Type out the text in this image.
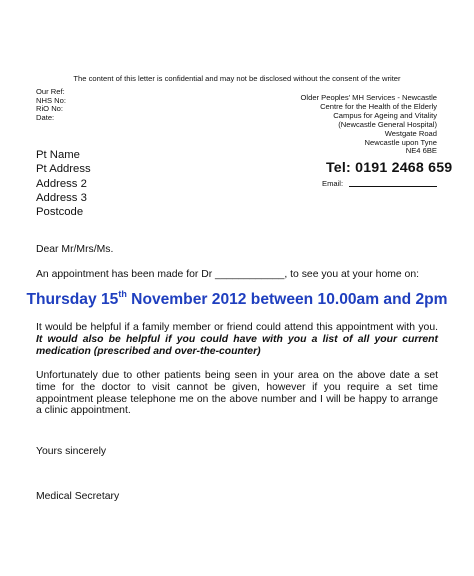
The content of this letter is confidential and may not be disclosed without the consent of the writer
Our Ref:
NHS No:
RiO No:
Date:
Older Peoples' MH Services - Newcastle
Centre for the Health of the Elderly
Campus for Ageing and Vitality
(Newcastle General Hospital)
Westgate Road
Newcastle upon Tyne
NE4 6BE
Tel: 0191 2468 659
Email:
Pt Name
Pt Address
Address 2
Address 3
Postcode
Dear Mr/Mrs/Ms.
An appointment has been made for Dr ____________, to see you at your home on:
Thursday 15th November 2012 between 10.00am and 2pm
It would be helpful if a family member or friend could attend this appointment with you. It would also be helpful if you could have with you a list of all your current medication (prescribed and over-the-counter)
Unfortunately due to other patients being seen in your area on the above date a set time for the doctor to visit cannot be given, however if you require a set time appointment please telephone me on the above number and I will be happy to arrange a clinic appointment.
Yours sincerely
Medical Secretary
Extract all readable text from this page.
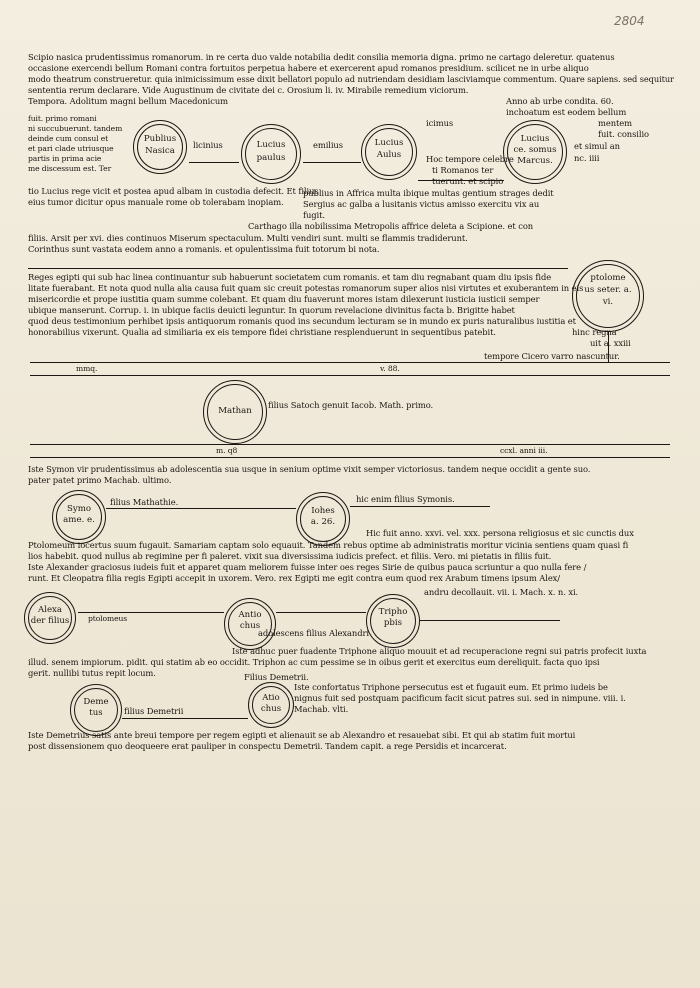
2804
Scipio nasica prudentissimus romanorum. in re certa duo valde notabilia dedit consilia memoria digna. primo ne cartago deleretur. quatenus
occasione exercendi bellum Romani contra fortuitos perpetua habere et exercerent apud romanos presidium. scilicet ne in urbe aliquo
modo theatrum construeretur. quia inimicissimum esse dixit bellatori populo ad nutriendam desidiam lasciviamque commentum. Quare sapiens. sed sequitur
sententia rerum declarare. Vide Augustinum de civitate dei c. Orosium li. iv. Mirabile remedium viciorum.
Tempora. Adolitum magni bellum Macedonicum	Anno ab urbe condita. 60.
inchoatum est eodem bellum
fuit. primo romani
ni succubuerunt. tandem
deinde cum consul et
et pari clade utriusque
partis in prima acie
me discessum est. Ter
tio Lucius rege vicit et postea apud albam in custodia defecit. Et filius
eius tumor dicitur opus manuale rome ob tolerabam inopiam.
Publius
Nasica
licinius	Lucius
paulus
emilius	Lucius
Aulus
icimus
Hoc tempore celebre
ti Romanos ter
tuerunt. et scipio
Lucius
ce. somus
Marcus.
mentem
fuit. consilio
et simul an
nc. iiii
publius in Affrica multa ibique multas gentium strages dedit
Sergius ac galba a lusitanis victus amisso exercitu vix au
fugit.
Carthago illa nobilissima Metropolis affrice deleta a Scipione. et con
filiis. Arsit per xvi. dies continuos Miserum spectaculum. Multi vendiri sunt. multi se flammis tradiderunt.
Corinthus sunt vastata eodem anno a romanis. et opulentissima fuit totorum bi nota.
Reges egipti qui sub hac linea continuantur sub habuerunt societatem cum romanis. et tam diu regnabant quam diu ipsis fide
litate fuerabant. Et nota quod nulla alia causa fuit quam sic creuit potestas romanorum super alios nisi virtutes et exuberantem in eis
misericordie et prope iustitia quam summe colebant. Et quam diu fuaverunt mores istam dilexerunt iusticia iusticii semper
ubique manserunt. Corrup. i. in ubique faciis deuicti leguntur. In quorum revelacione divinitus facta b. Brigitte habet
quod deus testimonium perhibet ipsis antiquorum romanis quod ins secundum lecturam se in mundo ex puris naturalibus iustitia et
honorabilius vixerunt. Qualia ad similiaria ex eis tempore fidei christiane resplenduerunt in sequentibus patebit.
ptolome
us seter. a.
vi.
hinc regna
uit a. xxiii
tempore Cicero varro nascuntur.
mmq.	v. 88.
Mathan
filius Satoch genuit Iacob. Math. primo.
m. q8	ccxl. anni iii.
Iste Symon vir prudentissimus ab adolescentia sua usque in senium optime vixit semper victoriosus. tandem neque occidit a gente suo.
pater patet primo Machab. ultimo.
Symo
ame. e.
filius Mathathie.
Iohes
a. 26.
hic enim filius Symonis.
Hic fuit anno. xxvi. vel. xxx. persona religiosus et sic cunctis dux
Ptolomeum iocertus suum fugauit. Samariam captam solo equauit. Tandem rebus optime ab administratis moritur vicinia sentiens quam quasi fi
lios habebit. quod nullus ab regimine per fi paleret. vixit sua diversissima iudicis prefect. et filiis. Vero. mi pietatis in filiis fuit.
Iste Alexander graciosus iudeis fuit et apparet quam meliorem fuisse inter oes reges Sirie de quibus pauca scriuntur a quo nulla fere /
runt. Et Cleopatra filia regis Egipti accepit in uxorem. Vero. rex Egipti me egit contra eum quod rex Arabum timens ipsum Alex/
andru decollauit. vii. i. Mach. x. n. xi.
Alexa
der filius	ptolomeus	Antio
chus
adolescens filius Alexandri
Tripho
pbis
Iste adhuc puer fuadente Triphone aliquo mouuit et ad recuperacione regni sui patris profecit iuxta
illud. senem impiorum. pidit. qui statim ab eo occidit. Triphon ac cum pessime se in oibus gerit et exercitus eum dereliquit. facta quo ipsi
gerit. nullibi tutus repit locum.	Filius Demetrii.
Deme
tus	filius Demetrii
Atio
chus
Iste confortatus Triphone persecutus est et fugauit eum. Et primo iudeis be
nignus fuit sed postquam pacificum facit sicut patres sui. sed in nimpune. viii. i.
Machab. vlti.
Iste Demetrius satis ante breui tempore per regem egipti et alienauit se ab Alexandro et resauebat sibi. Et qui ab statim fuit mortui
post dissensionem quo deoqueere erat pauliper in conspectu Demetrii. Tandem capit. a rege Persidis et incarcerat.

◆ Problem
Whenever the string "prudentissimus" turns up in a line above, copy that line out.

◆ Solution for this task
Scipio nasica prudentissimus romanorum. in re certa duo valde notabilia dedit consilia memoria digna. primo ne cartago deleretur. quatenus
Iste Symon vir prudentissimus ab adolescentia sua usque in senium optime vixit semper victoriosus. tandem neque occidit a gente suo.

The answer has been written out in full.